Problem details:
Leaving out the pictures, transcribe all of the records faithfully.

Dataset records:
—————

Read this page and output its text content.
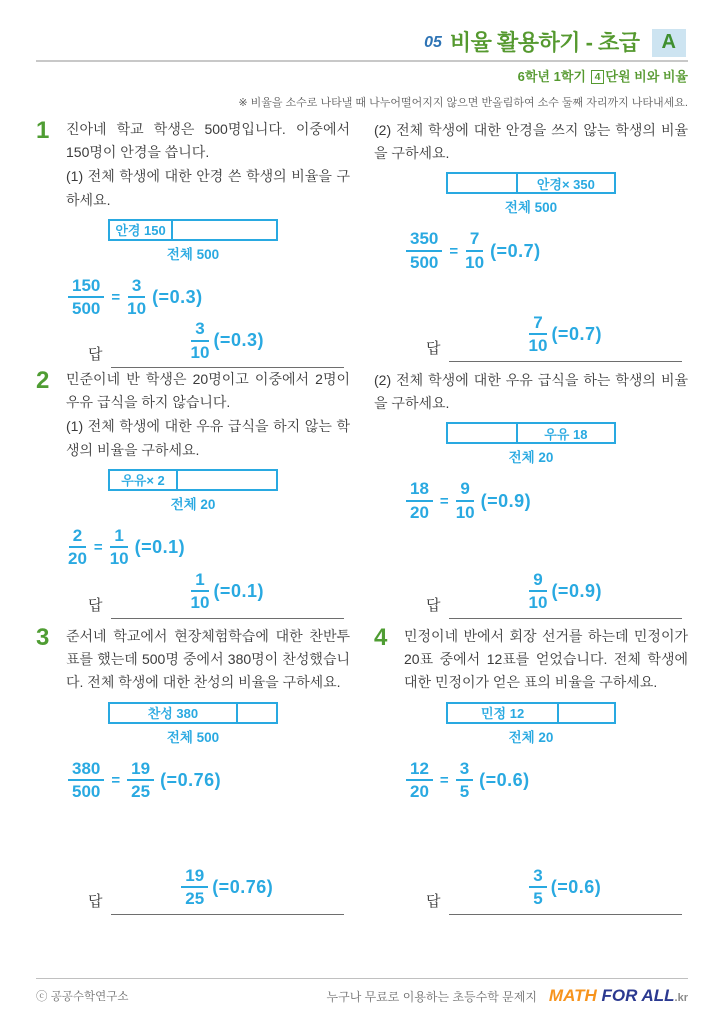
05 비율 활용하기 - 초급	A
6학년 1학기 4 단원 비와 비율
※ 비율을 소수로 나타낼 때 나누어떨어지지 않으면 반올림하여 소수 둘째 자리까지 나타내세요.
1	진아네 학교 학생은 500명입니다. 이중에서 150명이 안경을 씁니다.

(1) 전체 학생에 대한 안경 쓴 학생의 비율을 구하세요.

안경 150
전체 500
$\frac{150}{500} = \frac{3}{10} (=0.3)$
답	$\frac{3}{10} (=0.3)$

(2) 전체 학생에 대한 안경을 쓰지 않는 학생의 비율을 구하세요.

안경× 350
전체 500
$\frac{350}{500} = \frac{7}{10} (=0.7)$
답	$\frac{7}{10} (=0.7)$
2	민준이네 반 학생은 20명이고 이중에서 2명이 우유 급식을 하지 않습니다.

(1) 전체 학생에 대한 우유 급식을 하지 않는 학생의 비율을 구하세요.

우유× 2
전체 20
$\frac{2}{20} = \frac{1}{10} (=0.1)$
답	$\frac{1}{10} (=0.1)$

(2) 전체 학생에 대한 우유 급식을 하는 학생의 비율을 구하세요.

우유 18
전체 20
$\frac{18}{20} = \frac{9}{10} (=0.9)$
답	$\frac{9}{10} (=0.9)$
3	준서네 학교에서 현장체험학습에 대한 찬반투표를 했는데 500명 중에서 380명이 찬성했습니다. 전체 학생에 대한 찬성의 비율을 구하세요.

찬성 380
전체 500
$\frac{380}{500} = \frac{19}{25} (=0.76)$
답	$\frac{19}{25} (=0.76)$
4	민정이네 반에서 회장 선거를 하는데 민정이가 20표 중에서 12표를 얻었습니다. 전체 학생에 대한 민정이가 얻은 표의 비율을 구하세요.

민정 12
전체 20
$\frac{12}{20} = \frac{3}{5} (=0.6)$
답	$\frac{3}{5} (=0.6)$
ⓒ 공공수학연구소	누구나 무료로 이용하는 초등수학 문제지 MATH FOR ALL.kr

—————

Solution:
Read this page and output its text content.
05 비율 활용하기 - 초급	A
6학년 1학기 4 단원 비와 비율
※ 비율을 소수로 나타낼 때 나누어떨어지지 않으면 반올림하여 소수 둘째 자리까지 나타내세요.
1	진아네 학교 학생은 500명입니다. 이중에서 150명이 안경을 씁니다.

(1) 전체 학생에 대한 안경 쓴 학생의 비율을 구하세요.

안경 150
전체 500
$\frac{150}{500} = \frac{3}{10} (=0.3)$
답	$\frac{3}{10} (=0.3)$

(2) 전체 학생에 대한 안경을 쓰지 않는 학생의 비율을 구하세요.

안경× 350
전체 500
$\frac{350}{500} = \frac{7}{10} (=0.7)$
답	$\frac{7}{10} (=0.7)$
2	민준이네 반 학생은 20명이고 이중에서 2명이 우유 급식을 하지 않습니다.

(1) 전체 학생에 대한 우유 급식을 하지 않는 학생의 비율을 구하세요.

우유× 2
전체 20
$\frac{2}{20} = \frac{1}{10} (=0.1)$
답	$\frac{1}{10} (=0.1)$

(2) 전체 학생에 대한 우유 급식을 하는 학생의 비율을 구하세요.

우유 18
전체 20
$\frac{18}{20} = \frac{9}{10} (=0.9)$
답	$\frac{9}{10} (=0.9)$
3	준서네 학교에서 현장체험학습에 대한 찬반투표를 했는데 500명 중에서 380명이 찬성했습니다. 전체 학생에 대한 찬성의 비율을 구하세요.

찬성 380
전체 500
$\frac{380}{500} = \frac{19}{25} (=0.76)$
답	$\frac{19}{25} (=0.76)$
4	민정이네 반에서 회장 선거를 하는데 민정이가 20표 중에서 12표를 얻었습니다. 전체 학생에 대한 민정이가 얻은 표의 비율을 구하세요.

민정 12
전체 20
$\frac{12}{20} = \frac{3}{5} (=0.6)$
답	$\frac{3}{5} (=0.6)$
ⓒ 공공수학연구소	누구나 무료로 이용하는 초등수학 문제지 MATH FOR ALL.kr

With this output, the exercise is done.